### The exercise
Show each line that has the string "Calculate" in it.

### Extracted information
···

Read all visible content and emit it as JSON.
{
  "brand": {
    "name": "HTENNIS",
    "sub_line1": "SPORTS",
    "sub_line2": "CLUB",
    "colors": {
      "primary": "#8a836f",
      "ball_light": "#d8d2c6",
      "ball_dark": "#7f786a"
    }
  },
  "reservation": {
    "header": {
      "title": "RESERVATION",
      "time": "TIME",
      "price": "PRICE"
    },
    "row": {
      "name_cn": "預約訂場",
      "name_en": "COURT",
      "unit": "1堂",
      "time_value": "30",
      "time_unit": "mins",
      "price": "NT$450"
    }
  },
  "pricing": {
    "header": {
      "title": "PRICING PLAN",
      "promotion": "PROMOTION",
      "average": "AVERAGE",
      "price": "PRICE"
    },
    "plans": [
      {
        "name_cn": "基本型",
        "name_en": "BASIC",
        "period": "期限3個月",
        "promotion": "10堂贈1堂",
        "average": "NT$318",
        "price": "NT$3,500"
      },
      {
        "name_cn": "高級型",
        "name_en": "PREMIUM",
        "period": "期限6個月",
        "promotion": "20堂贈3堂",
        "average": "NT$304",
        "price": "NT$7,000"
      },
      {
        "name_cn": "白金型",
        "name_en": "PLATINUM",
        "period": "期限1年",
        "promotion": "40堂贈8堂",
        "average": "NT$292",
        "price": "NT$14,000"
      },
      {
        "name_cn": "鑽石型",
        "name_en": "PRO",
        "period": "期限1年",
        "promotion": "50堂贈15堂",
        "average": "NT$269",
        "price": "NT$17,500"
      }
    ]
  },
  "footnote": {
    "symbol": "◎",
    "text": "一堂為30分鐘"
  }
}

···

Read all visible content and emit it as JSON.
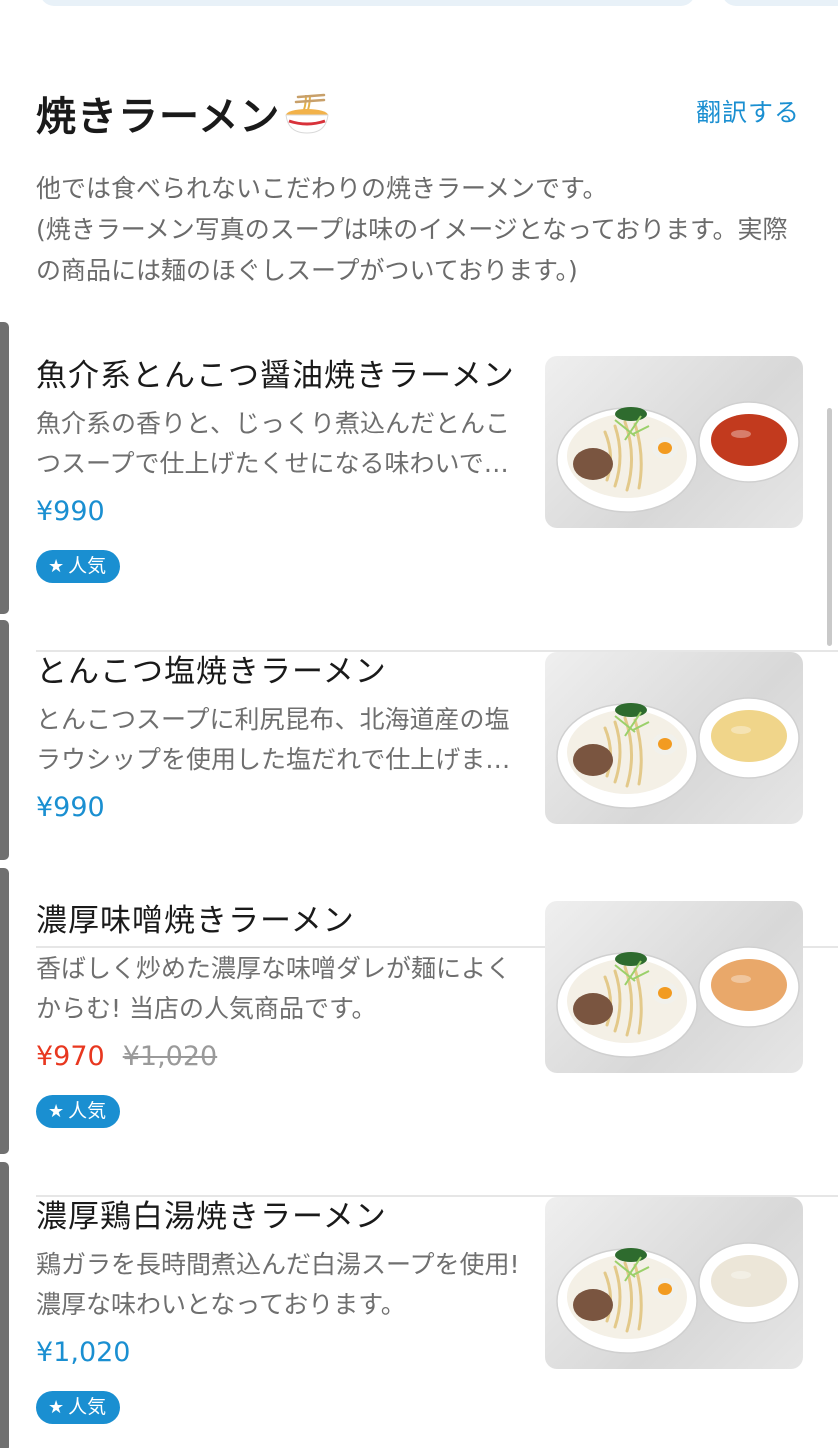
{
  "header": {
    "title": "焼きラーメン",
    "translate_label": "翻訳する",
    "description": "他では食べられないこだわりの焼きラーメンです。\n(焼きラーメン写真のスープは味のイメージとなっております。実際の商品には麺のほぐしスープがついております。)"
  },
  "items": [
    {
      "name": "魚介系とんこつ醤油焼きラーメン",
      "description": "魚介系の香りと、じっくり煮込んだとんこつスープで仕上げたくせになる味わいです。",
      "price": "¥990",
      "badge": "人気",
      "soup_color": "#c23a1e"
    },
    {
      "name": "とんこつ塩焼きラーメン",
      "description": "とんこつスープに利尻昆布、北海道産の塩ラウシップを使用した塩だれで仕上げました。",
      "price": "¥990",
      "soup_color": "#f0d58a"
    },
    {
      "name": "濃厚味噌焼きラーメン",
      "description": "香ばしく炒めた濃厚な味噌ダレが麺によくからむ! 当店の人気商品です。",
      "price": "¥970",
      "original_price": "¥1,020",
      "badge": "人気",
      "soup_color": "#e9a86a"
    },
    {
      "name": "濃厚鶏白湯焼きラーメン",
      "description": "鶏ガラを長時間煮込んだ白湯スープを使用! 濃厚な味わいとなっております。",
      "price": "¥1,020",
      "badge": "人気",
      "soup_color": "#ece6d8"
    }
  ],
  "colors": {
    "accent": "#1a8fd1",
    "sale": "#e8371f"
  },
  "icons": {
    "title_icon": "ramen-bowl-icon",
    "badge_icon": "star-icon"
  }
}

···

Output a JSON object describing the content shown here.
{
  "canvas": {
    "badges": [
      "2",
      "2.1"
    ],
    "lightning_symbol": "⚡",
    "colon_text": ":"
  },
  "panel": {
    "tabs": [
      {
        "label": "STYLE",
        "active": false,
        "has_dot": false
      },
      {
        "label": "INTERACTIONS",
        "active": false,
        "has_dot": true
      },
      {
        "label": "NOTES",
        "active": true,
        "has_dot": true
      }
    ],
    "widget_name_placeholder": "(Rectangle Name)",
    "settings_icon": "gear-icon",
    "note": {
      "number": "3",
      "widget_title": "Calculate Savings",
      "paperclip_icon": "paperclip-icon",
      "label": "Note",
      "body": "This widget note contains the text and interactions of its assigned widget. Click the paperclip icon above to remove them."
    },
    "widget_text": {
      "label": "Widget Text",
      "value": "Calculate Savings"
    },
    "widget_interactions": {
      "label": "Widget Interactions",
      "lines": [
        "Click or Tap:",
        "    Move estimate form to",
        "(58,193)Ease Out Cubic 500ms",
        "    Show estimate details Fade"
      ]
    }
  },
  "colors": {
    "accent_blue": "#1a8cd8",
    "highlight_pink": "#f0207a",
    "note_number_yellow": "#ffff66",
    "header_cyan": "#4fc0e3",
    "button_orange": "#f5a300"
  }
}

···

### Response to this exercise
      "widget_title": "Calculate Savings",
      "value": "Calculate Savings"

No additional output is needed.